◆ SELECTED TEXT
Backé, W. (1995) introduced and summarized high-efficiency hydraulic solutions for mobile

machines in the following areas:

1. LS Power Supply with LS-Controlled Valves 2. Electro-hydraulic LS Power Supply

3. Secondary Control Technologies 4. Hydraulic Transformer

5. Pump-Controlled Actuators 6. Separate Metering Valve Control 7. Optimized Motion Control

8. Energy Regeneration Technologies 9. Optimized Mechanical Structure Design 10. Energy Saving in Parallel Operation

This study is limited to pump-controlled actuators, but some aspects of energy regeneration technologies and energy saving in parallel operation are also examined. The main focus is on the principles and advantages of two different circuits which deal with the actuation of asymmetric cylinders and have the potential for energy regeneration.

The actuator in a pump controlled system is traditionally a motor or a symmetric cylinder. However, as asymmetric cylinders are generally used in construction machines, the pump control must be slightly different from an ordinary transmission circuit. Pump control can principally appear either in a closed circuit (described in Chapter 2.2) or in an open circuit (described in Chapter 2.3). The main difference between the two concepts comes down to how the pump is supposed to operate in the hydraulic system. If the pump does not have a pre-defined high and low pressure compartment, it is said to work in a closed circuit. In the other case, when the pump only operates against high pressure on one side, it is working in an open circuit. What the system configuration looks like between the pump and the actuator depends on what functionality is needed in a given application and what type of actuator is used. Energy regeneration and energy saving in parallel operation is possible in both solutions.

The regenerated energy from the loads could in a pump controlled system either be used directly by other actuators or be stored until needed. If more than one drive is used at the same time, referred to as parallel operation, energy can be transported directly through the common pump shaft. The same holds for energy transportation to the power train. Energy storage can be achieved in many different ways depending on the application. Each solution of course has its own advantages and drawbacks.

In a wheel loader application, the following possibilities of storing energy should at least be considered.

• Pressure accumulator (hydraulic potential energy) • Flywheel (kinetic energy)

• Electrical buffer (Electrical energy)

By using accumulators, some of the potential load energy can be reused, making it possible to design a system with improved endurance compared with a similar one without such devices. This kind of regenerative capability increases the power supply capacity. The additional power can according to Rydberg, K-E. (2005) be used to improve the performance of the system, without

increasing the power from the existing hydraulic supply units. However, there are some difficulties in dimensioning the accumulator to obtain the correct time constant for charging and discharging pressure in order to attain high regeneration efficiency. Further literature on energy regeneration where accumulators are successfully implemented is the PhD. thesis by Liang, X. (2002), who

developed a passive energy regeneration (ER) system using a hydraulic accumulator and a pair of additional balance cylinders on a hydraulic crane. According to Liang's work, the system can reduce the energy consumption of the lift cylinder by 16.8% compared to the original system without an ER unit. Furthermore, Bruun, L. (2002) presented an ER solution called “Eco mate”, used on the

inner boom cylinders of a CAT 50-ton crawler excavator. The solution is based on a hydraulic accumulator system controlled by logical seat valves to suppress the throttling losses. Average fuel consumption compared for each cycle of rising and lowering the load is claimed to be 37% lower than the consumption for the same machine without Eco mate.

◆ Listings of elements and regions
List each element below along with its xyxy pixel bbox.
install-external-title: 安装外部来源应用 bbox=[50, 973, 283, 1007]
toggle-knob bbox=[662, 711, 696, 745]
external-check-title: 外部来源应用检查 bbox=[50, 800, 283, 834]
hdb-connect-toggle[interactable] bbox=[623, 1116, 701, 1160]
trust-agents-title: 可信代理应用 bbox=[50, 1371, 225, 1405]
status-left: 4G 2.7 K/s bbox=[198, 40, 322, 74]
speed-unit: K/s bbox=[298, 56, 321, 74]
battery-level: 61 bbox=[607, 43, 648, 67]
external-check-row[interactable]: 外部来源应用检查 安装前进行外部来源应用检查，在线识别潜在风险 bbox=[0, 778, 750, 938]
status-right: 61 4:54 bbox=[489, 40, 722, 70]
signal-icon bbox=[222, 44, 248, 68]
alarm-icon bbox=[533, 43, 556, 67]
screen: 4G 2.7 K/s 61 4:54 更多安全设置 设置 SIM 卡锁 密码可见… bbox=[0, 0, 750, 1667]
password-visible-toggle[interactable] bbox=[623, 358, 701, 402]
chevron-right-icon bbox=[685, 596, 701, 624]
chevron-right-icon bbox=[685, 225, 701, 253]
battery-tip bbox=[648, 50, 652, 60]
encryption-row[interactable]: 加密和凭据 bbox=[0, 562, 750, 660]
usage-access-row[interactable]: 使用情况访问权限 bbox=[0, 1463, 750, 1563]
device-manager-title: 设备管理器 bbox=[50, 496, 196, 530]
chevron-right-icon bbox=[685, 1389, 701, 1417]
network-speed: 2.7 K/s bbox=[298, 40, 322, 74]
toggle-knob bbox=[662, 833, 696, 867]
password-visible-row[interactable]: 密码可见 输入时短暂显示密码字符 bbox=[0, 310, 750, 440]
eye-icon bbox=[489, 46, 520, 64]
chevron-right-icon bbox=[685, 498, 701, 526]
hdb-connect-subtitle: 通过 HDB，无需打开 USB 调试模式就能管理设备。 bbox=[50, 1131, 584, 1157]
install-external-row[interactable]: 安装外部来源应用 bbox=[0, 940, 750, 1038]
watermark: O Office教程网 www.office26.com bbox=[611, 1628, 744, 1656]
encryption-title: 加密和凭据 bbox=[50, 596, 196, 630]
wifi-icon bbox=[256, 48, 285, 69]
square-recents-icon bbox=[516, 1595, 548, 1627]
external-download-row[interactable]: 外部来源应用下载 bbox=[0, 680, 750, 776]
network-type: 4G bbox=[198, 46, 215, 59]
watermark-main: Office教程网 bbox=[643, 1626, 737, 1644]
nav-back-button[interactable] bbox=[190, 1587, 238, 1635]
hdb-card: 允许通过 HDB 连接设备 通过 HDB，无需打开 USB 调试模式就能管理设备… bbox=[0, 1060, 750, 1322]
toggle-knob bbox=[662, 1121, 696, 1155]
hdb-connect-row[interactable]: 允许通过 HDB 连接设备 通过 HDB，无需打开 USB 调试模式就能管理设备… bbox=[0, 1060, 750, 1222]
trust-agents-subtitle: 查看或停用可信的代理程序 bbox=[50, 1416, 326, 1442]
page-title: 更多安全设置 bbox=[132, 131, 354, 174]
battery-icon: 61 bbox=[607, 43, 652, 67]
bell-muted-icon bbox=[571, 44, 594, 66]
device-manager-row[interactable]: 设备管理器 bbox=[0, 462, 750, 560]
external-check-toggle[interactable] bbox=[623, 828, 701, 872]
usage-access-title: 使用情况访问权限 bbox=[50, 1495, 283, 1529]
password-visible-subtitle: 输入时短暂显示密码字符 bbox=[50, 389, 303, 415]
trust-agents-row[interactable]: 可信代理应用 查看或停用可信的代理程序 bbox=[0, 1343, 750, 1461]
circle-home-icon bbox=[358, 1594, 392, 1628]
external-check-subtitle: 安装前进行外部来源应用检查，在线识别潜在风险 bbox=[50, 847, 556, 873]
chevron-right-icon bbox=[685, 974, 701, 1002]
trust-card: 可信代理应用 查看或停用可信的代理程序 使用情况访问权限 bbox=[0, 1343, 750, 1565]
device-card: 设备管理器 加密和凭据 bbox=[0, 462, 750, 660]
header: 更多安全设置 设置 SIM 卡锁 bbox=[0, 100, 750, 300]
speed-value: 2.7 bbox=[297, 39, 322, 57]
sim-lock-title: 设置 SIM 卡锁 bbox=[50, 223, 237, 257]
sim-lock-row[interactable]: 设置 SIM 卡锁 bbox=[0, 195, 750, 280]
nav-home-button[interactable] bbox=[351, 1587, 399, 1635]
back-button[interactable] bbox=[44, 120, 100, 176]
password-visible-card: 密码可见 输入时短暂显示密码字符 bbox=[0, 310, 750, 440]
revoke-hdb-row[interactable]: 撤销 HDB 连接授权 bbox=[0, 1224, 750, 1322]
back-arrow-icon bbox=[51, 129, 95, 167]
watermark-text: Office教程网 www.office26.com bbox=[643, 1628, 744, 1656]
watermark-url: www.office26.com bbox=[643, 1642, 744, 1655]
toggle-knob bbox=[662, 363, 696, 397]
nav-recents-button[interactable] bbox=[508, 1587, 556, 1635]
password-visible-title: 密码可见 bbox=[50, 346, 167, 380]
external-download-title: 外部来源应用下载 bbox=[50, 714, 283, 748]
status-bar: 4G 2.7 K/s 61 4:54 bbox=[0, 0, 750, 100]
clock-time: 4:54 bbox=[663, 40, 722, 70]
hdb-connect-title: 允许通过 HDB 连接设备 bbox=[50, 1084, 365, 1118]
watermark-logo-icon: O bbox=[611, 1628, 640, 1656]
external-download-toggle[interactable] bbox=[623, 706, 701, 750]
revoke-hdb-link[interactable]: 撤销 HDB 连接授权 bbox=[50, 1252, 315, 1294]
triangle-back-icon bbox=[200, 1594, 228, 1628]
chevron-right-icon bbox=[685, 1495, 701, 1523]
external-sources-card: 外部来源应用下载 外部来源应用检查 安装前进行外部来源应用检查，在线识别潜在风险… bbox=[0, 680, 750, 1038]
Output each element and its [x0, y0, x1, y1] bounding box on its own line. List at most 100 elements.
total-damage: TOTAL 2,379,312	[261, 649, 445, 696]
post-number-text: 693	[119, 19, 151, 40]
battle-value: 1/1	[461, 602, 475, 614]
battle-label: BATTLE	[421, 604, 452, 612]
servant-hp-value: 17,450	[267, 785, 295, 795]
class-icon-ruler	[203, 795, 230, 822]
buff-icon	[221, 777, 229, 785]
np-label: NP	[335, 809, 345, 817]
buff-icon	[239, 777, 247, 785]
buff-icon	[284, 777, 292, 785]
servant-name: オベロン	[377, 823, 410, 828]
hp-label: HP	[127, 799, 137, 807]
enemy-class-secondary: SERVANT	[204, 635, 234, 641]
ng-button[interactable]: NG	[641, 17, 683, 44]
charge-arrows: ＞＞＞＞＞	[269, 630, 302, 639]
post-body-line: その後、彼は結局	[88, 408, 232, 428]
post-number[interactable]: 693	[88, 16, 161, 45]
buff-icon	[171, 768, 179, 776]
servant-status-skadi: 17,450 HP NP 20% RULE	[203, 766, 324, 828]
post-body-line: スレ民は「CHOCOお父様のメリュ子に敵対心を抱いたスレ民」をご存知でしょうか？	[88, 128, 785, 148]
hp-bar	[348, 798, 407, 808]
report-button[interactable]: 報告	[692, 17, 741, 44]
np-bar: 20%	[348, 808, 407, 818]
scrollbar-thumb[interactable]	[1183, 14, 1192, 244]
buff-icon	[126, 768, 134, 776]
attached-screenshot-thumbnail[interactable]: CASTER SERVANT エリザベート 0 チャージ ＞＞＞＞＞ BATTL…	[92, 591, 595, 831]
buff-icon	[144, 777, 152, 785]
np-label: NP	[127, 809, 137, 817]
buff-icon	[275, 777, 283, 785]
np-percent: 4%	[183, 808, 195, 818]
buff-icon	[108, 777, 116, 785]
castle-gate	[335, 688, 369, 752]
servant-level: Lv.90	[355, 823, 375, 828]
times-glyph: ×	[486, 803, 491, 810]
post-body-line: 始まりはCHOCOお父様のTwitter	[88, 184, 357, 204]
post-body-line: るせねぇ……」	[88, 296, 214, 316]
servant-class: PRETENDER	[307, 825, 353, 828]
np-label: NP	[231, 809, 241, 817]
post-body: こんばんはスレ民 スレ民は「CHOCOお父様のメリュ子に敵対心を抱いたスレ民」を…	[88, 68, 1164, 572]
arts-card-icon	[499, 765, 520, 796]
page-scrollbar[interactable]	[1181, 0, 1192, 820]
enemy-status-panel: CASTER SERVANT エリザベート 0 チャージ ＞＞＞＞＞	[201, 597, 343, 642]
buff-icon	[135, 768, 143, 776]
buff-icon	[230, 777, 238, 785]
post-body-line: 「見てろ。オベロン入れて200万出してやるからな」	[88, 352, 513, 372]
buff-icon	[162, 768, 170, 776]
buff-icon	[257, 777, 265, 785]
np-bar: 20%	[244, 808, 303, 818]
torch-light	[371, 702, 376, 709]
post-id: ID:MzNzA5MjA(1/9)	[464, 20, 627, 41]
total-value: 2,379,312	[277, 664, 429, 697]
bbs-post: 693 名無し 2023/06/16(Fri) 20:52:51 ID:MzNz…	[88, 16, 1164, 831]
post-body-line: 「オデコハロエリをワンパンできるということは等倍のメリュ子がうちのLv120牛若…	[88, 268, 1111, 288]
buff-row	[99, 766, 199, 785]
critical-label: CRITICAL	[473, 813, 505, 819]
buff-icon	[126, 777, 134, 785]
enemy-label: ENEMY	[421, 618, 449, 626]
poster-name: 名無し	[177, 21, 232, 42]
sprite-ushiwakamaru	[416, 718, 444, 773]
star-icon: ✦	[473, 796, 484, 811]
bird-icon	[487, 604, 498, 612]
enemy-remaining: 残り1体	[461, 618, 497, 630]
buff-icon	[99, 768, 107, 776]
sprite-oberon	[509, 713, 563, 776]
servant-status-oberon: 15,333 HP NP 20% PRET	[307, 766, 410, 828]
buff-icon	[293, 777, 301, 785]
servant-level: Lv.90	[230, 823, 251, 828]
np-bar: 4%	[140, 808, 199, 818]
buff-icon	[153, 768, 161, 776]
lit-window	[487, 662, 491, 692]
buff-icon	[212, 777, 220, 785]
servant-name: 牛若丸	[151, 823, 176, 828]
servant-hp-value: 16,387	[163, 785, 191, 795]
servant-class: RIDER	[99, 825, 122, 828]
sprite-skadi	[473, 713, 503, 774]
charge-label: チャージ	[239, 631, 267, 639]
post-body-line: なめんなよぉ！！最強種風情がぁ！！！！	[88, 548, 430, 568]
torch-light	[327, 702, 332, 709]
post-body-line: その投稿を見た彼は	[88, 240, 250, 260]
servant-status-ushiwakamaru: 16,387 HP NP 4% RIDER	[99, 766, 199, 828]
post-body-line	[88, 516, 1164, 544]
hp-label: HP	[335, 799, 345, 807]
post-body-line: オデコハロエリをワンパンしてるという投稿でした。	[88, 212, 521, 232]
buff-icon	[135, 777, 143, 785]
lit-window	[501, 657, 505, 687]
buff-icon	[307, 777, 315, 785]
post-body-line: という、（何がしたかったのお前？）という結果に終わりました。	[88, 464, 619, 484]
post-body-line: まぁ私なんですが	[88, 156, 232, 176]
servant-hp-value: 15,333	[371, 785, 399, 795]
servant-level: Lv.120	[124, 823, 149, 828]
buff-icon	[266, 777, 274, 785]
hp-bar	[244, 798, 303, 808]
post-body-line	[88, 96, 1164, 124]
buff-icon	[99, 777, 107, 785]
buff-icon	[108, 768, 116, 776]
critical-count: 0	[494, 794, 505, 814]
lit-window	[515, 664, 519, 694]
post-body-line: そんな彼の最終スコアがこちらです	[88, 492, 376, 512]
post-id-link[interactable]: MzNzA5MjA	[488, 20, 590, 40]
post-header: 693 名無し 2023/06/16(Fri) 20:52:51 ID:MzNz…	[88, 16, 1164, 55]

◆ GIVEN REQUEST
Write out the passage on pump-controlled hydraulic systems verbatim, starting at "In a wheel loader" and ending at "buffer (Electrical energy)".

◆ RESULT FOR THIS TASK
In a wheel loader application, the following possibilities of storing energy should at least be considered.

• Pressure accumulator (hydraulic potential energy) • Flywheel (kinetic energy)

• Electrical buffer (Electrical energy)